+++ Task inputs +++
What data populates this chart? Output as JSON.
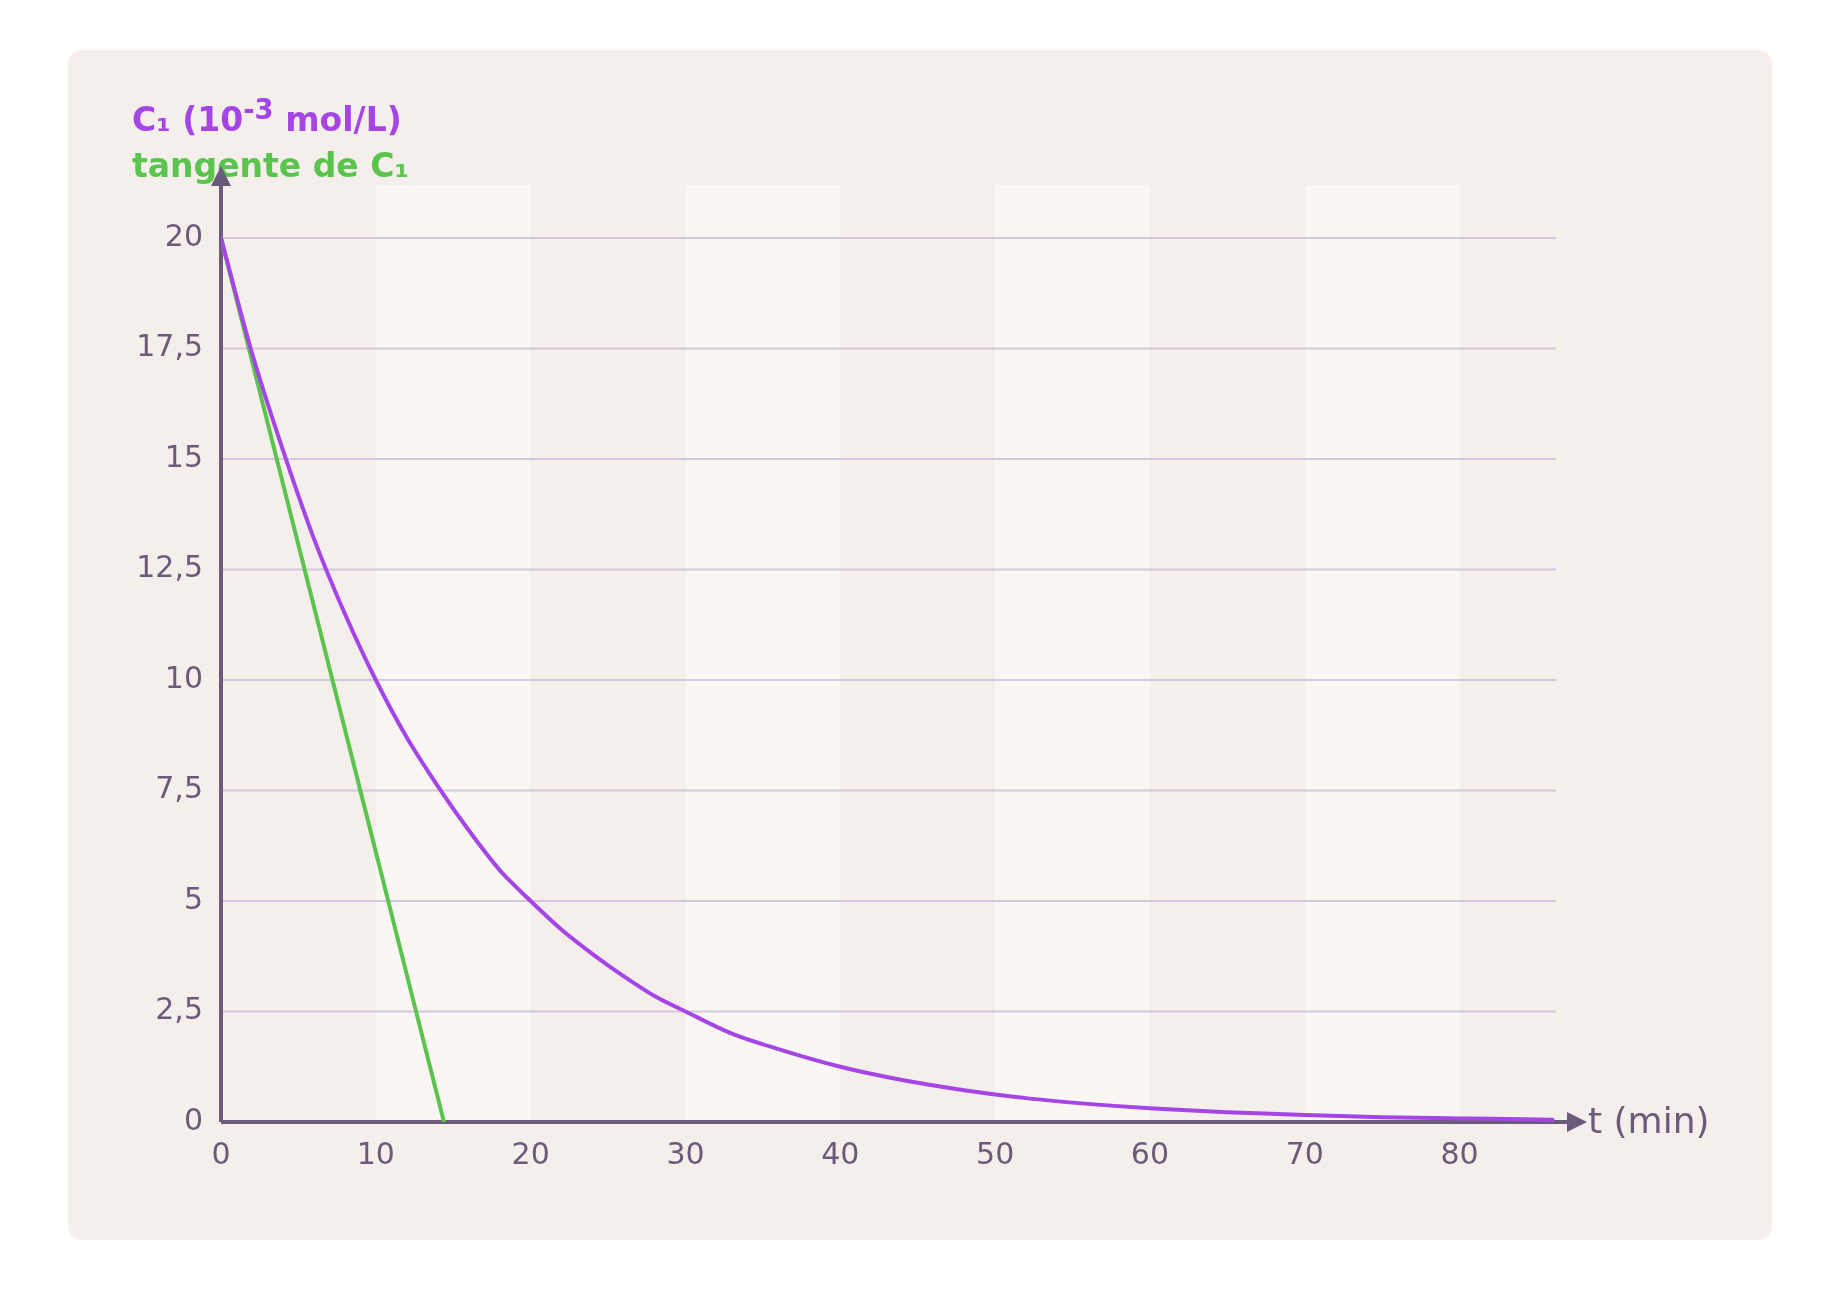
{
  "chart_data": {
    "type": "line",
    "xlabel": "t (min)",
    "xlim": [
      0,
      87
    ],
    "ylim": [
      0,
      21.2
    ],
    "xticks": [
      0,
      10,
      20,
      30,
      40,
      50,
      60,
      70,
      80
    ],
    "yticks": [
      0,
      {
        "value": 2.5,
        "label": "2,5"
      },
      5,
      {
        "value": 7.5,
        "label": "7,5"
      },
      10,
      {
        "value": 12.5,
        "label": "12,5"
      },
      15,
      {
        "value": 17.5,
        "label": "17,5"
      },
      20
    ],
    "grid": "y",
    "marker": "none",
    "legend": "top left",
    "bands": [
      {
        "axis": "x",
        "from": 10,
        "to": 20,
        "color": "#faf6f3"
      },
      {
        "axis": "x",
        "from": 30,
        "to": 40,
        "color": "#faf6f3"
      },
      {
        "axis": "x",
        "from": 50,
        "to": 60,
        "color": "#faf6f3"
      },
      {
        "axis": "x",
        "from": 70,
        "to": 80,
        "color": "#faf6f3"
      }
    ],
    "series": [
      {
        "name": "C₁ (10$^{-3}$ mol/L)",
        "color": "#a545e6",
        "x": [
          0,
          2,
          4,
          6,
          8,
          10,
          12,
          14,
          16,
          18,
          20,
          22,
          24,
          26,
          28,
          30,
          33,
          36,
          40,
          44,
          48,
          52,
          56,
          60,
          65,
          70,
          75,
          80,
          86
        ],
        "values": [
          20,
          17.4,
          15.2,
          13.2,
          11.5,
          10,
          8.7,
          7.6,
          6.6,
          5.7,
          5,
          4.35,
          3.8,
          3.3,
          2.85,
          2.5,
          2.0,
          1.65,
          1.25,
          0.95,
          0.72,
          0.54,
          0.41,
          0.31,
          0.22,
          0.16,
          0.11,
          0.082,
          0.052
        ]
      },
      {
        "name": "tangente de C₁",
        "color": "#5bc44e",
        "x": [
          0,
          14.4
        ],
        "values": [
          20,
          0
        ]
      }
    ]
  }
}
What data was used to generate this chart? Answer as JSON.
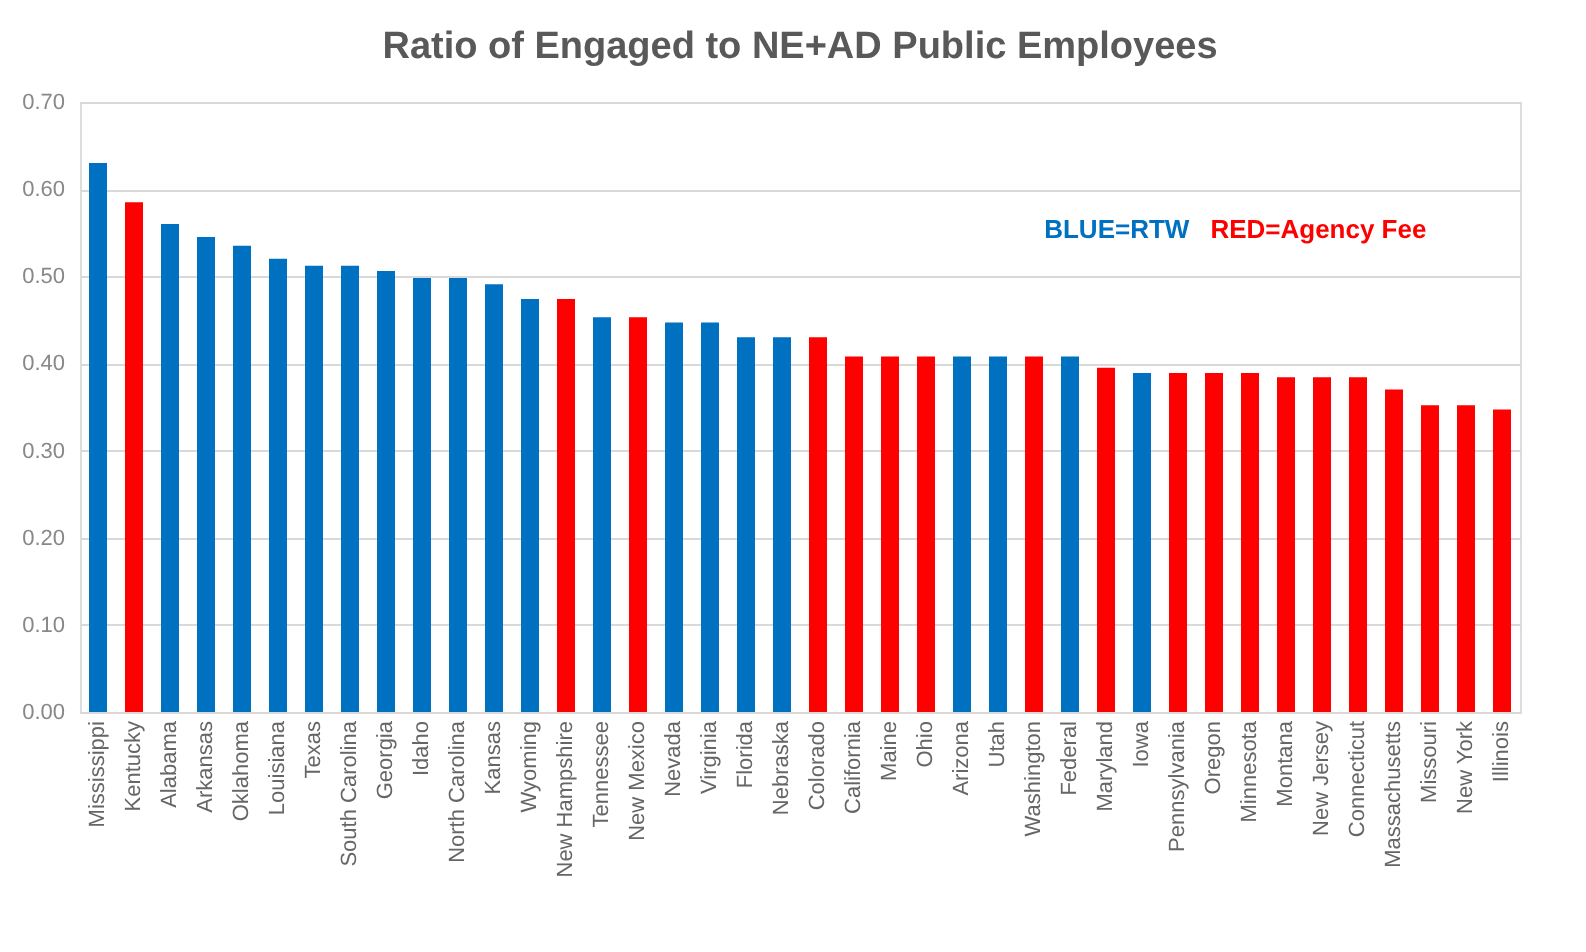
{
  "chart_data": {
    "type": "bar",
    "title": "Ratio of Engaged to NE+AD Public Employees",
    "categories": [
      "Mississippi",
      "Kentucky",
      "Alabama",
      "Arkansas",
      "Oklahoma",
      "Louisiana",
      "Texas",
      "South Carolina",
      "Georgia",
      "Idaho",
      "North Carolina",
      "Kansas",
      "Wyoming",
      "New Hampshire",
      "Tennessee",
      "New Mexico",
      "Nevada",
      "Virginia",
      "Florida",
      "Nebraska",
      "Colorado",
      "California",
      "Maine",
      "Ohio",
      "Arizona",
      "Utah",
      "Washington",
      "Federal",
      "Maryland",
      "Iowa",
      "Pennsylvania",
      "Oregon",
      "Minnesota",
      "Montana",
      "New Jersey",
      "Connecticut",
      "Massachusetts",
      "Missouri",
      "New York",
      "Illinois"
    ],
    "values": [
      0.63,
      0.585,
      0.56,
      0.545,
      0.535,
      0.52,
      0.512,
      0.512,
      0.506,
      0.498,
      0.498,
      0.491,
      0.474,
      0.474,
      0.453,
      0.453,
      0.447,
      0.447,
      0.43,
      0.43,
      0.43,
      0.408,
      0.408,
      0.408,
      0.408,
      0.408,
      0.408,
      0.408,
      0.395,
      0.389,
      0.389,
      0.389,
      0.389,
      0.384,
      0.384,
      0.384,
      0.37,
      0.352,
      0.352,
      0.347
    ],
    "colors": [
      "#0070c0",
      "#ff0000",
      "#0070c0",
      "#0070c0",
      "#0070c0",
      "#0070c0",
      "#0070c0",
      "#0070c0",
      "#0070c0",
      "#0070c0",
      "#0070c0",
      "#0070c0",
      "#0070c0",
      "#ff0000",
      "#0070c0",
      "#ff0000",
      "#0070c0",
      "#0070c0",
      "#0070c0",
      "#0070c0",
      "#ff0000",
      "#ff0000",
      "#ff0000",
      "#ff0000",
      "#0070c0",
      "#0070c0",
      "#ff0000",
      "#0070c0",
      "#ff0000",
      "#0070c0",
      "#ff0000",
      "#ff0000",
      "#ff0000",
      "#ff0000",
      "#ff0000",
      "#ff0000",
      "#ff0000",
      "#ff0000",
      "#ff0000",
      "#ff0000"
    ],
    "ylim": [
      0,
      0.7
    ],
    "yticks": [
      {
        "value": 0,
        "label": "0.00"
      },
      {
        "value": 0.1,
        "label": "0.10"
      },
      {
        "value": 0.2,
        "label": "0.20"
      },
      {
        "value": 0.3,
        "label": "0.30"
      },
      {
        "value": 0.4,
        "label": "0.40"
      },
      {
        "value": 0.5,
        "label": "0.50"
      },
      {
        "value": 0.6,
        "label": "0.60"
      },
      {
        "value": 0.7,
        "label": "0.70"
      }
    ],
    "grid": "y",
    "annotations": [
      "BLUE=RTW",
      "RED=Agency Fee"
    ]
  }
}
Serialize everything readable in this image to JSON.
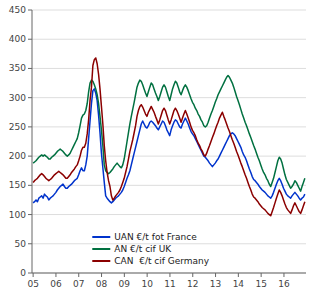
+++
#### What is asked
Leave out the pictures and output the rest of the material exactly as written.

#### Solved problem
What data populates this chart? Output as JSON.
{
  "chart_data": {
    "type": "line",
    "xlabel": "t (min)",
    "xlim": [
      0,
      87
    ],
    "ylim": [
      0,
      21.2
    ],
    "xticks": [
      0,
      10,
      20,
      30,
      40,
      50,
      60,
      70,
      80
    ],
    "yticks": [
      0,
      {
        "value": 2.5,
        "label": "2,5"
      },
      5,
      {
        "value": 7.5,
        "label": "7,5"
      },
      10,
      {
        "value": 12.5,
        "label": "12,5"
      },
      15,
      {
        "value": 17.5,
        "label": "17,5"
      },
      20
    ],
    "grid": "y",
    "marker": "none",
    "legend": "top left",
    "bands": [
      {
        "axis": "x",
        "from": 10,
        "to": 20,
        "color": "#faf6f3"
      },
      {
        "axis": "x",
        "from": 30,
        "to": 40,
        "color": "#faf6f3"
      },
      {
        "axis": "x",
        "from": 50,
        "to": 60,
        "color": "#faf6f3"
      },
      {
        "axis": "x",
        "from": 70,
        "to": 80,
        "color": "#faf6f3"
      }
    ],
    "series": [
      {
        "name": "C₁ (10$^{-3}$ mol/L)",
        "color": "#a545e6",
        "x": [
          0,
          2,
          4,
          6,
          8,
          10,
          12,
          14,
          16,
          18,
          20,
          22,
          24,
          26,
          28,
          30,
          33,
          36,
          40,
          44,
          48,
          52,
          56,
          60,
          65,
          70,
          75,
          80,
          86
        ],
        "values": [
          20,
          17.4,
          15.2,
          13.2,
          11.5,
          10,
          8.7,
          7.6,
          6.6,
          5.7,
          5,
          4.35,
          3.8,
          3.3,
          2.85,
          2.5,
          2.0,
          1.65,
          1.25,
          0.95,
          0.72,
          0.54,
          0.41,
          0.31,
          0.22,
          0.16,
          0.11,
          0.082,
          0.052
        ]
      },
      {
        "name": "tangente de C₁",
        "color": "#5bc44e",
        "x": [
          0,
          14.4
        ],
        "values": [
          20,
          0
        ]
      }
    ]
  }
}
What data was used to generate this chart? Answer as JSON.
{
  "chart_data": {
    "type": "bar",
    "title": "Ratio of Engaged to NE+AD Public Employees",
    "categories": [
      "Mississippi",
      "Kentucky",
      "Alabama",
      "Arkansas",
      "Oklahoma",
      "Louisiana",
      "Texas",
      "South Carolina",
      "Georgia",
      "Idaho",
      "North Carolina",
      "Kansas",
      "Wyoming",
      "New Hampshire",
      "Tennessee",
      "New Mexico",
      "Nevada",
      "Virginia",
      "Florida",
      "Nebraska",
      "Colorado",
      "California",
      "Maine",
      "Ohio",
      "Arizona",
      "Utah",
      "Washington",
      "Federal",
      "Maryland",
      "Iowa",
      "Pennsylvania",
      "Oregon",
      "Minnesota",
      "Montana",
      "New Jersey",
      "Connecticut",
      "Massachusetts",
      "Missouri",
      "New York",
      "Illinois"
    ],
    "values": [
      0.63,
      0.585,
      0.56,
      0.545,
      0.535,
      0.52,
      0.512,
      0.512,
      0.506,
      0.498,
      0.498,
      0.491,
      0.474,
      0.474,
      0.453,
      0.453,
      0.447,
      0.447,
      0.43,
      0.43,
      0.43,
      0.408,
      0.408,
      0.408,
      0.408,
      0.408,
      0.408,
      0.408,
      0.395,
      0.389,
      0.389,
      0.389,
      0.389,
      0.384,
      0.384,
      0.384,
      0.37,
      0.352,
      0.352,
      0.347
    ],
    "colors": [
      "#0070c0",
      "#ff0000",
      "#0070c0",
      "#0070c0",
      "#0070c0",
      "#0070c0",
      "#0070c0",
      "#0070c0",
      "#0070c0",
      "#0070c0",
      "#0070c0",
      "#0070c0",
      "#0070c0",
      "#ff0000",
      "#0070c0",
      "#ff0000",
      "#0070c0",
      "#0070c0",
      "#0070c0",
      "#0070c0",
      "#ff0000",
      "#ff0000",
      "#ff0000",
      "#ff0000",
      "#0070c0",
      "#0070c0",
      "#ff0000",
      "#0070c0",
      "#ff0000",
      "#0070c0",
      "#ff0000",
      "#ff0000",
      "#ff0000",
      "#ff0000",
      "#ff0000",
      "#ff0000",
      "#ff0000",
      "#ff0000",
      "#ff0000",
      "#ff0000"
    ],
    "ylim": [
      0,
      0.7
    ],
    "yticks": [
      {
        "value": 0,
        "label": "0.00"
      },
      {
        "value": 0.1,
        "label": "0.10"
      },
      {
        "value": 0.2,
        "label": "0.20"
      },
      {
        "value": 0.3,
        "label": "0.30"
      },
      {
        "value": 0.4,
        "label": "0.40"
      },
      {
        "value": 0.5,
        "label": "0.50"
      },
      {
        "value": 0.6,
        "label": "0.60"
      },
      {
        "value": 0.7,
        "label": "0.70"
      }
    ],
    "grid": "y",
    "annotations": [
      "BLUE=RTW",
      "RED=Agency Fee"
    ]
  }
}
Serialize everything readable in this image to JSON.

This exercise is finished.